▸ The task:
What is the number of lines containing "France"? Give only that number.

▸ The input:

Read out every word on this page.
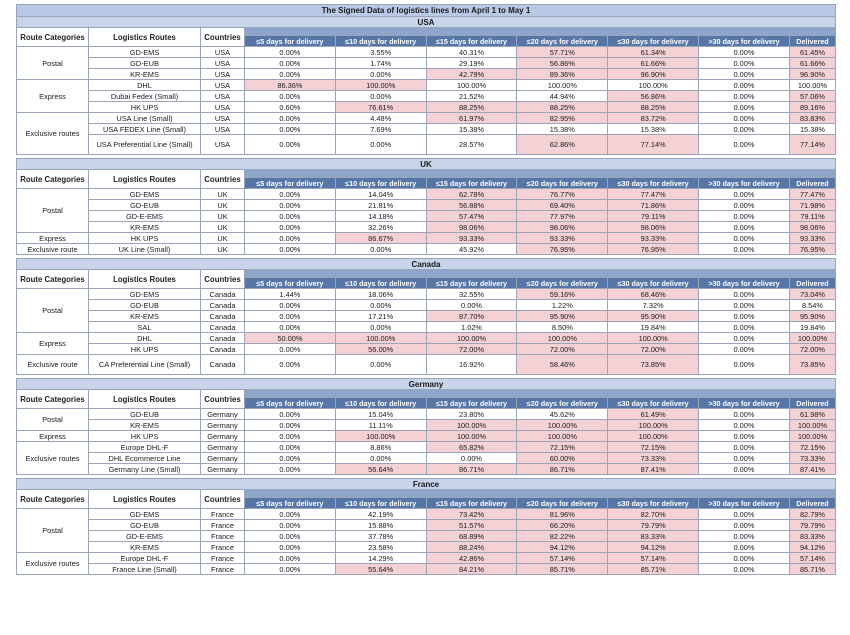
The Signed Data of logistics lines from April 1 to May 1									
USA									
Route Categories	Logistics Routes	Countries							
			≤5 days for delivery	≤10 days for delivery	≤15 days for delivery	≤20 days for delivery	≤30 days for delivery	>30 days for delivery	Delivered
Postal	GD-EMS	USA	0.00%	3.55%	40.31%	57.71%	61.34%	0.00%	61.45%
	GD-EUB	USA	0.00%	1.74%	29.19%	56.86%	61.66%	0.00%	61.66%
	KR-EMS	USA	0.00%	0.00%	42.79%	89.36%	96.90%	0.00%	96.90%
Express	DHL	USA	86.36%	100.00%	100.00%	100.00%	100.00%	0.00%	100.00%
	Dubai Fedex (Small)	USA	0.00%	0.00%	21.52%	44.94%	56.86%	0.00%	57.06%
	HK UPS	USA	0.60%	76.61%	88.25%	88.25%	88.25%	0.00%	89.16%
Exclusive routes	USA Line (Small)	USA	0.00%	4.48%	61.97%	82.95%	83.72%	0.00%	83.83%
	USA FEDEX Line (Small)	USA	0.00%	7.69%	15.38%	15.38%	15.38%	0.00%	15.38%
	USA Preferential Line (Small)	USA	0.00%	0.00%	28.57%	62.86%	77.14%	0.00%	77.14%

UK									
Route Categories	Logistics Routes	Countries							
			≤5 days for delivery	≤10 days for delivery	≤15 days for delivery	≤20 days for delivery	≤30 days for delivery	>30 days for delivery	Delivered
Postal	GD-EMS	UK	0.00%	14.04%	62.78%	76.77%	77.47%	0.00%	77.47%
	GD-EUB	UK	0.00%	21.81%	56.88%	69.40%	71.86%	0.00%	71.98%
	GD-E-EMS	UK	0.00%	14.18%	57.47%	77.97%	79.11%	0.00%	79.11%
	KR-EMS	UK	0.00%	32.26%	98.06%	98.06%	98.06%	0.00%	98.06%
Express	HK UPS	UK	0.00%	86.67%	93.33%	93.33%	93.33%	0.00%	93.33%
Exclusive route	UK Line (Small)	UK	0.00%	0.00%	45.92%	76.95%	76.95%	0.00%	76.95%

Canada									
Route Categories	Logistics Routes	Countries							
			≤5 days for delivery	≤10 days for delivery	≤15 days for delivery	≤20 days for delivery	≤30 days for delivery	>30 days for delivery	Delivered
Postal	GD-EMS	Canada	1.44%	18.06%	32.55%	59.16%	68.46%	0.00%	73.04%
	GD-EUB	Canada	0.00%	0.00%	0.00%	1.22%	7.32%	0.00%	8.54%
	KR-EMS	Canada	0.00%	17.21%	87.70%	95.90%	95.90%	0.00%	95.90%
	SAL	Canada	0.00%	0.00%	1.02%	8.50%	19.84%	0.00%	19.84%
Express	DHL	Canada	50.00%	100.00%	100.00%	100.00%	100.00%	0.00%	100.00%
	HK UPS	Canada	0.00%	56.00%	72.00%	72.00%	72.00%	0.00%	72.00%
Exclusive route	CA Preferential Line (Small)	Canada	0.00%	0.00%	16.92%	58.46%	73.85%	0.00%	73.85%

Germany									
Route Categories	Logistics Routes	Countries							
			≤5 days for delivery	≤10 days for delivery	≤15 days for delivery	≤20 days for delivery	≤30 days for delivery	>30 days for delivery	Delivered
Postal	GD-EUB	Germany	0.00%	15.04%	23.80%	45.62%	61.49%	0.00%	61.98%
	KR-EMS	Germany	0.00%	11.11%	100.00%	100.00%	100.00%	0.00%	100.00%
Express	HK UPS	Germany	0.00%	100.00%	100.00%	100.00%	100.00%	0.00%	100.00%
Exclusive routes	Europe DHL-F	Germany	0.00%	8.86%	65.82%	72.15%	72.15%	0.00%	72.15%
	DHL Ecommerce Line	Germany	0.00%	0.00%	0.00%	60.00%	73.33%	0.00%	73.33%
	Germany Line (Small)	Germany	0.00%	56.64%	86.71%	86.71%	87.41%	0.00%	87.41%

France									
Route Categories	Logistics Routes	Countries							
			≤5 days for delivery	≤10 days for delivery	≤15 days for delivery	≤20 days for delivery	≤30 days for delivery	>30 days for delivery	Delivered
Postal	GD-EMS	France	0.00%	42.19%	73.42%	81.96%	82.70%	0.00%	82.79%
	GD-EUB	France	0.00%	15.88%	51.57%	66.20%	79.79%	0.00%	79.79%
	GD-E-EMS	France	0.00%	37.78%	68.89%	82.22%	83.33%	0.00%	83.33%
	KR-EMS	France	0.00%	23.58%	88.24%	94.12%	94.12%	0.00%	94.12%
Exclusive routes	Europe DHL-F	France	0.00%	14.29%	42.86%	57.14%	57.14%	0.00%	57.14%
	France Line (Small)	France	0.00%	55.64%	84.21%	85.71%	85.71%	0.00%	85.71%
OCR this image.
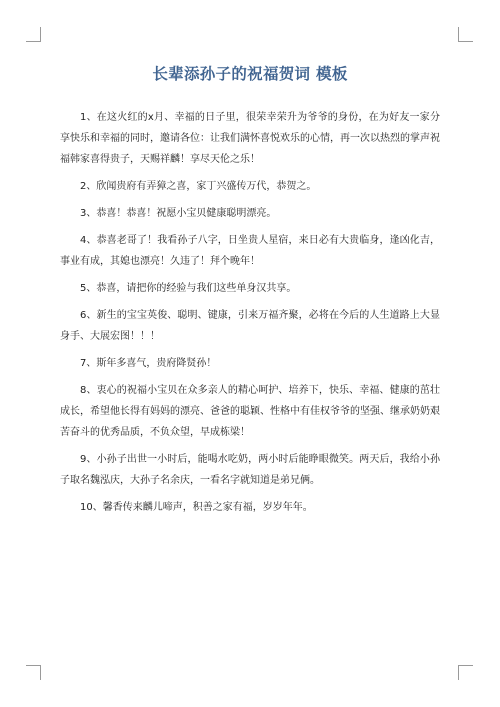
长辈添孙子的祝福贺词 模板

1、在这火红的x月、幸福的日子里，很荣幸荣升为爷爷的身份，在为好友一家分享快乐和幸福的同时，邀请各位：让我们满怀喜悦欢乐的心情，再一次以热烈的掌声祝福韩家喜得贵子，天赐祥麟！享尽天伦之乐！

2、欣闻贵府有弄獐之喜，家丁兴盛传万代，恭贺之。

3、恭喜！恭喜！祝愿小宝贝健康聪明漂亮。

4、恭喜老哥了！我看孙子八字，日坐贵人星宿，来日必有大贵临身，逢凶化吉，事业有成，其媳也漂亮！久违了！拜个晚年！

5、恭喜，请把你的经验与我们这些单身汉共享。

6、新生的宝宝英俊、聪明、键康，引来万福齐聚，必将在今后的人生道路上大显身手、大展宏图！！！

7、斯年多喜气，贵府降贤孙！

8、衷心的祝福小宝贝在众多亲人的精心呵护、培养下，快乐、幸福、健康的茁壮成长，希望他长得有妈妈的漂亮、爸爸的聪颖、性格中有佳权爷爷的坚强、继承奶奶艰苦奋斗的优秀品质，不负众望，早成栋梁！

9、小孙子出世一小时后，能喝水吃奶，两小时后能睁眼微笑。两天后，我给小孙子取名魏泓庆，大孙子名余庆，一看名字就知道是弟兄俩。

10、馨香传来麟儿啼声，积善之家有福，岁岁年年。
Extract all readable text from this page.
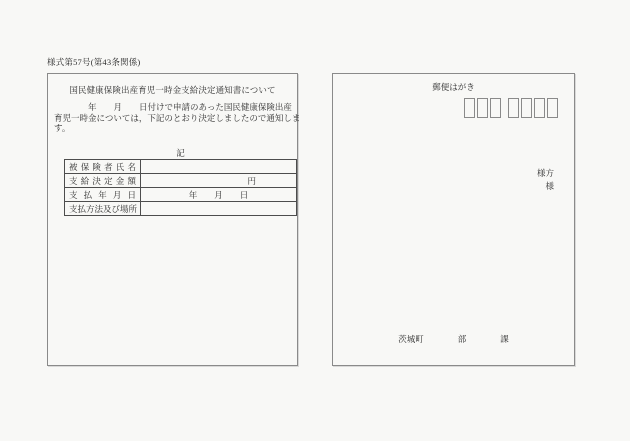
様式第57号(第43条関係)
国民健康保険出産育児一時金支給決定通知書について
　　　　年　　月　　日付けで申請のあった国民健康保険出産
育児一時金については，下記のとおり決定しましたので通知しま
す。
記
被保険者氏名	
支給決定金額	円
支払年月日	年　　月　　日
支払方法及び場所	
郵便はがき
様方
様
茨城町　　　　部　　　　課
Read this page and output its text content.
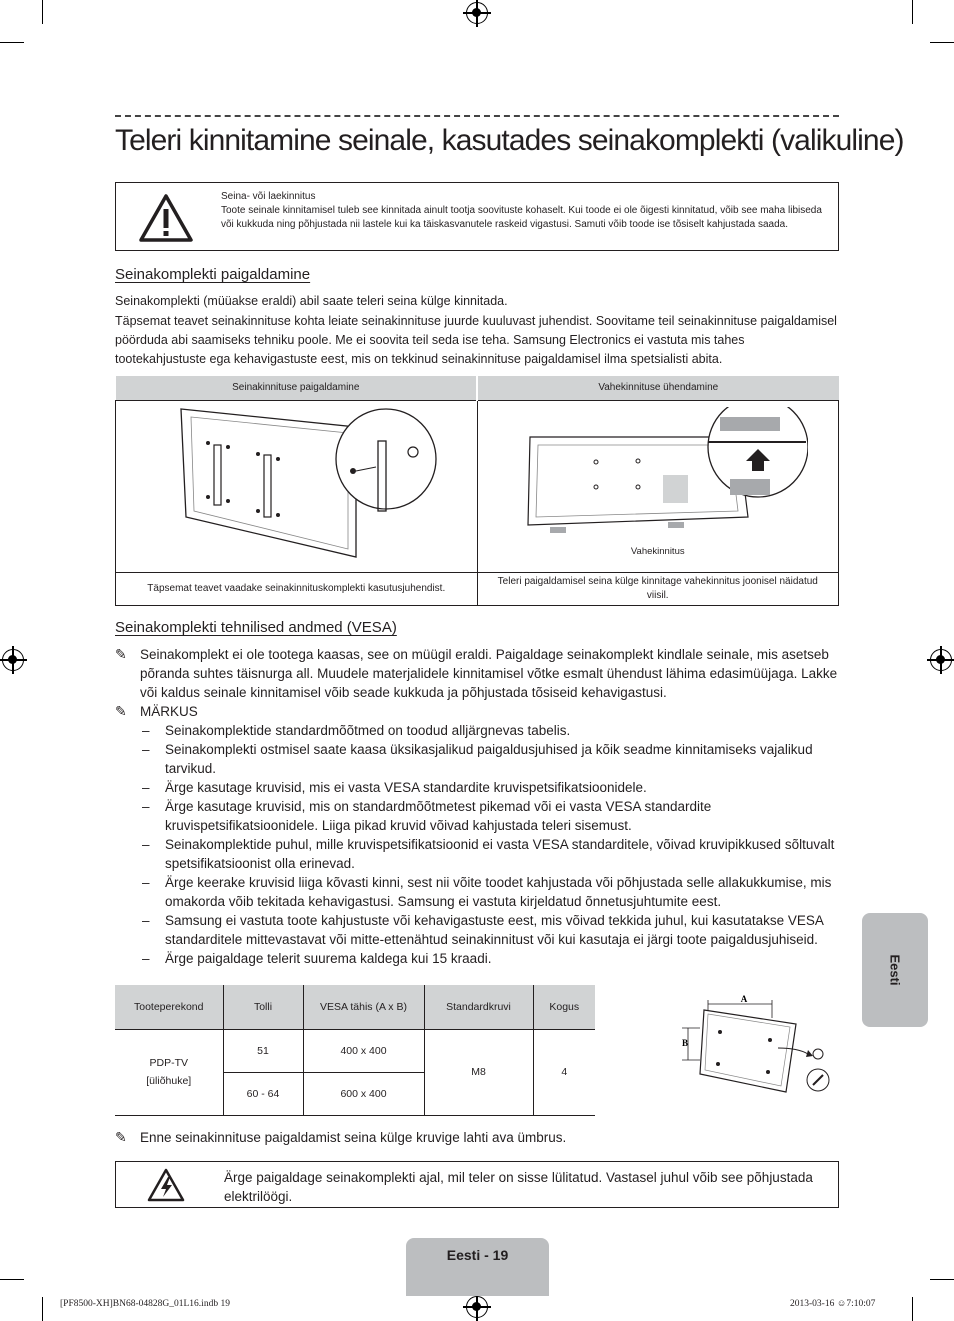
Teleri kinnitamine seinale, kasutades seinakomplekti (valikuline)
Seina- või laekinnitus
Toote seinale kinnitamisel tuleb see kinnitada ainult tootja soovituste kohaselt. Kui toode ei ole õigesti kinnitatud, võib see maha libiseda või kukkuda ning põhjustada nii lastele kui ka täiskasvanutele raskeid vigastusi. Samuti võib toode ise tõsiselt kahjustada saada.
Seinakomplekti paigaldamine

Seinakomplekti (müüakse eraldi) abil saate teleri seina külge kinnitada.

Täpsemat teavet seinakinnituse kohta leiate seinakinnituse juurde kuuluvast juhendist. Soovitame teil seinakinnituse paigaldamisel pöörduda abi saamiseks tehniku poole. Me ei soovita teil seda ise teha. Samsung Electronics ei vastuta mis tahes tootekahjustuste ega kehavigastuste eest, mis on tekkinud seinakinnituse paigaldamisel ilma spetsialisti abita.

Seinakinnituse paigaldamine	Vahekinnituse ühendamine

Vahekinnitus

Täpsemat teavet vaadake seinakinnituskomplekti kasutusjuhendist.	Teleri paigaldamisel seina külge kinnitage vahekinnitus joonisel näidatud viisil.
Seinakomplekti tehnilised andmed (VESA)
✎ Seinakomplekt ei ole tootega kaasas, see on müügil eraldi. Paigaldage seinakomplekt kindlale seinale, mis asetseb põranda suhtes täisnurga all. Muudele materjalidele kinnitamisel võtke esmalt ühendust lähima edasimüüjaga. Lakke või kaldus seinale kinnitamisel võib seade kukkuda ja põhjustada tõsiseid kehavigastusi.
✎ MÄRKUS
– Seinakomplektide standardmõõtmed on toodud alljärgnevas tabelis.
– Seinakomplekti ostmisel saate kaasa üksikasjalikud paigaldusjuhised ja kõik seadme kinnitamiseks vajalikud tarvikud.
– Ärge kasutage kruvisid, mis ei vasta VESA standardite kruvispetsifikatsioonidele.
– Ärge kasutage kruvisid, mis on standardmõõtmetest pikemad või ei vasta VESA standardite kruvispetsifikatsioonidele. Liiga pikad kruvid võivad kahjustada teleri sisemust.
– Seinakomplektide puhul, mille kruvispetsifikatsioonid ei vasta VESA standarditele, võivad kruvipikkused sõltuvalt spetsifikatsioonist olla erinevad.
– Ärge keerake kruvisid liiga kõvasti kinni, sest nii võite toodet kahjustada või põhjustada selle allakukkumise, mis omakorda võib tekitada kehavigastusi. Samsung ei vastuta kirjeldatud õnnetusjuhtumite eest.
– Samsung ei vastuta toote kahjustuste või kehavigastuste eest, mis võivad tekkida juhul, kui kasutatakse VESA standarditele mittevastavat või mitte-ettenähtud seinakinnitust või kui kasutaja ei järgi toote paigaldusjuhiseid.
– Ärge paigaldage telerit suurema kaldega kui 15 kraadi.
Tooteperekond	Tolli	VESA tähis (A x B)	Standardkruvi	Kogus
PDP-TV
[üliõhuke]	51	400 x 400	M8	4
	60 - 64	600 x 400		
A
B
✎ Enne seinakinnituse paigaldamist seina külge kruvige lahti ava ümbrus.
Ärge paigaldage seinakomplekti ajal, mil teler on sisse lülitatud. Vastasel juhul võib see põhjustada elektrilöögi.
Eesti
Eesti - 19
[PF8500-XH]BN68-04828G_01L16.indb 19	2013-03-16 ☺7:10:07
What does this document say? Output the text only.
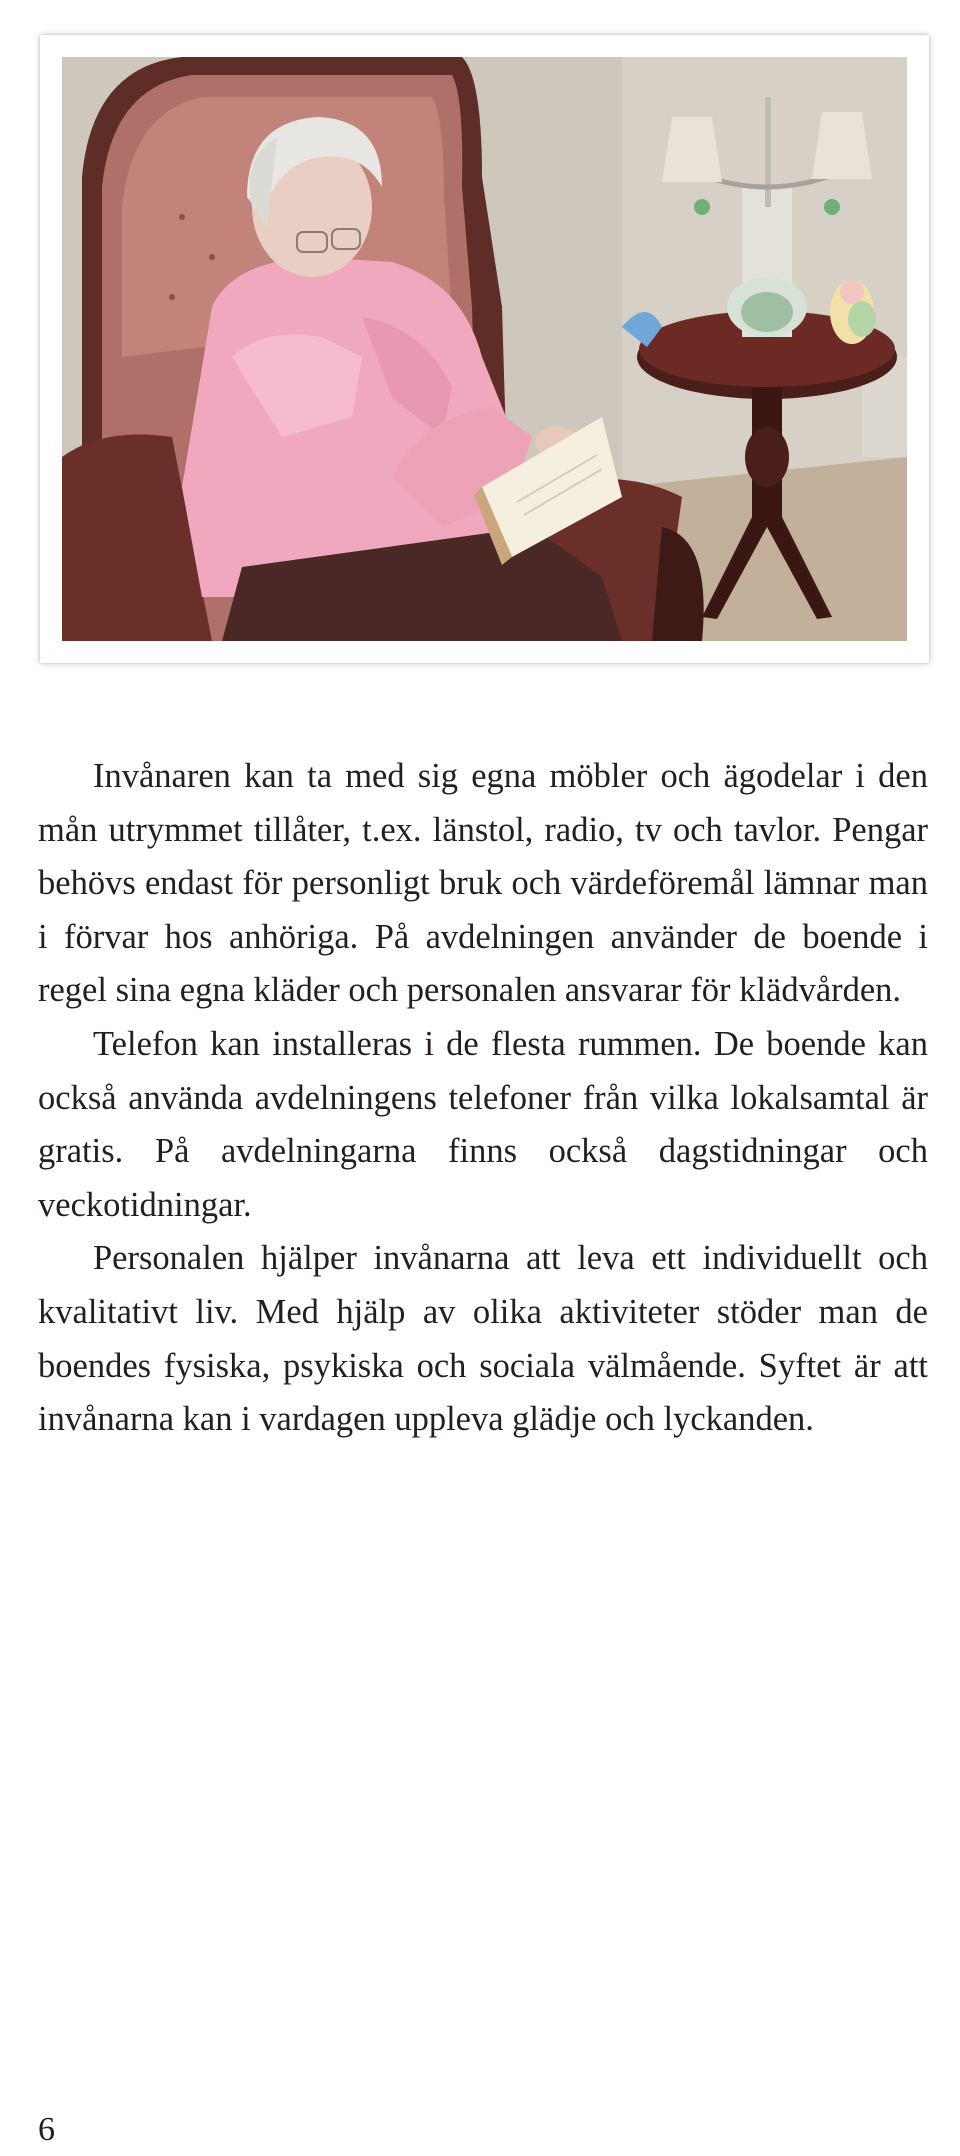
Invånaren kan ta med sig egna möbler och ägodelar i den mån utrymmet tillåter, t.ex. länstol, radio, tv och tavlor. Pengar behövs endast för personligt bruk och värdeföremål lämnar man i förvar hos anhöriga. På avdelningen använder de boende i regel sina egna kläder och personalen ansvarar för klädvården.

Telefon kan installeras i de flesta rummen. De boende kan också använda avdelningens telefoner från vilka lokalsamtal är gratis. På avdelningarna finns också dagstidningar och veckotidningar.

Personalen hjälper invånarna att leva ett individuellt och kvalitativt liv. Med hjälp av olika aktiviteter stöder man de boendes fysiska, psykiska och sociala välmående. Syftet är att invånarna kan i vardagen uppleva glädje och lyckanden.

6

▸ Response below:
7